YOUR INSTRUCTIONS: Exclude images, then output the remaining data verbatim.

DATA SUPPLIED:
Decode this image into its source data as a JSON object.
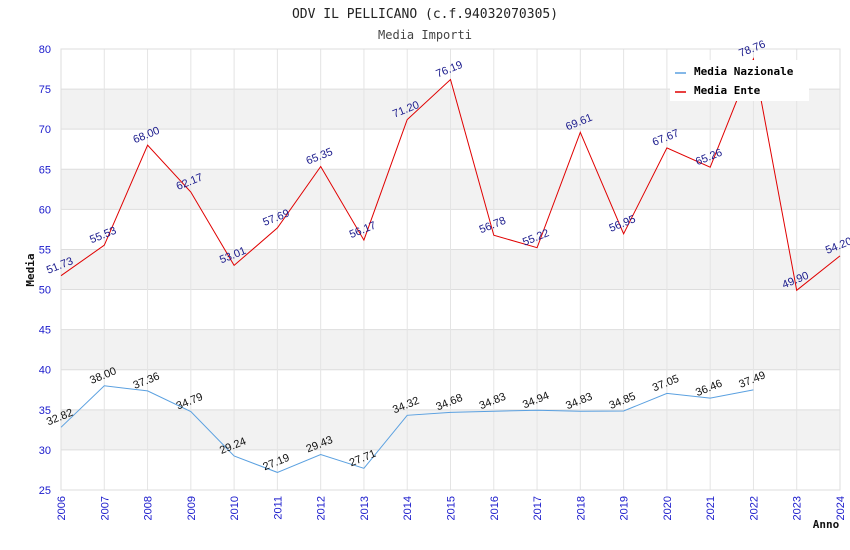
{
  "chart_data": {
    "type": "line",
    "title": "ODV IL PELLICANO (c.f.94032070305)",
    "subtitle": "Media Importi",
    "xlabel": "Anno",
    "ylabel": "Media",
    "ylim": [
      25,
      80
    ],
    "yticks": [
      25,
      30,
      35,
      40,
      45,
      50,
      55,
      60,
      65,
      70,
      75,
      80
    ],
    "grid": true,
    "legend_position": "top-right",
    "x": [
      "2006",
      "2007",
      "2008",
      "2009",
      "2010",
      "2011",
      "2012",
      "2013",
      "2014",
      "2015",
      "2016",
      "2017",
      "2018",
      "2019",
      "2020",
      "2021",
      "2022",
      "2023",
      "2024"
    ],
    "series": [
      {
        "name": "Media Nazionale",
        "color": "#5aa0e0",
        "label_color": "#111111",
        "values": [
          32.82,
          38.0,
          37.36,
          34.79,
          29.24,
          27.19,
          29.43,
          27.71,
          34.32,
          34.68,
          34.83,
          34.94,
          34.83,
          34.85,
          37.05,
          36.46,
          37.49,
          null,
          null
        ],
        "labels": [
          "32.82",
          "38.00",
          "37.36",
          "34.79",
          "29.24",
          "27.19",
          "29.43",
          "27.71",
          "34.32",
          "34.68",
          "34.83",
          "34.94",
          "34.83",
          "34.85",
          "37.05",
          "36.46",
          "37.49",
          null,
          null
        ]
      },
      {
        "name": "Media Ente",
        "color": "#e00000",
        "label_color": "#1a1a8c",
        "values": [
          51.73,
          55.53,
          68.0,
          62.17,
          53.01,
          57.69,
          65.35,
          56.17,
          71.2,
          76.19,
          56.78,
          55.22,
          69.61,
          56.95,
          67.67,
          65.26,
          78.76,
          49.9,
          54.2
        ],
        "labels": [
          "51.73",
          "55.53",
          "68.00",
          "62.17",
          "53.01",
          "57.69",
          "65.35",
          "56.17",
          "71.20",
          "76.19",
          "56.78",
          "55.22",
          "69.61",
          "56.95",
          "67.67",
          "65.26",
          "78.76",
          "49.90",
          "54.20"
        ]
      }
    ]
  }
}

ANSWER IN FULL:
Decode this image into its source data as a JSON object.
{
  "chart_data": {
    "type": "line",
    "title": "ODV IL PELLICANO (c.f.94032070305)",
    "subtitle": "Media Importi",
    "xlabel": "Anno",
    "ylabel": "Media",
    "ylim": [
      25,
      80
    ],
    "yticks": [
      25,
      30,
      35,
      40,
      45,
      50,
      55,
      60,
      65,
      70,
      75,
      80
    ],
    "grid": true,
    "legend_position": "top-right",
    "x": [
      "2006",
      "2007",
      "2008",
      "2009",
      "2010",
      "2011",
      "2012",
      "2013",
      "2014",
      "2015",
      "2016",
      "2017",
      "2018",
      "2019",
      "2020",
      "2021",
      "2022",
      "2023",
      "2024"
    ],
    "series": [
      {
        "name": "Media Nazionale",
        "color": "#5aa0e0",
        "label_color": "#111111",
        "values": [
          32.82,
          38.0,
          37.36,
          34.79,
          29.24,
          27.19,
          29.43,
          27.71,
          34.32,
          34.68,
          34.83,
          34.94,
          34.83,
          34.85,
          37.05,
          36.46,
          37.49,
          null,
          null
        ],
        "labels": [
          "32.82",
          "38.00",
          "37.36",
          "34.79",
          "29.24",
          "27.19",
          "29.43",
          "27.71",
          "34.32",
          "34.68",
          "34.83",
          "34.94",
          "34.83",
          "34.85",
          "37.05",
          "36.46",
          "37.49",
          null,
          null
        ]
      },
      {
        "name": "Media Ente",
        "color": "#e00000",
        "label_color": "#1a1a8c",
        "values": [
          51.73,
          55.53,
          68.0,
          62.17,
          53.01,
          57.69,
          65.35,
          56.17,
          71.2,
          76.19,
          56.78,
          55.22,
          69.61,
          56.95,
          67.67,
          65.26,
          78.76,
          49.9,
          54.2
        ],
        "labels": [
          "51.73",
          "55.53",
          "68.00",
          "62.17",
          "53.01",
          "57.69",
          "65.35",
          "56.17",
          "71.20",
          "76.19",
          "56.78",
          "55.22",
          "69.61",
          "56.95",
          "67.67",
          "65.26",
          "78.76",
          "49.90",
          "54.20"
        ]
      }
    ]
  }
}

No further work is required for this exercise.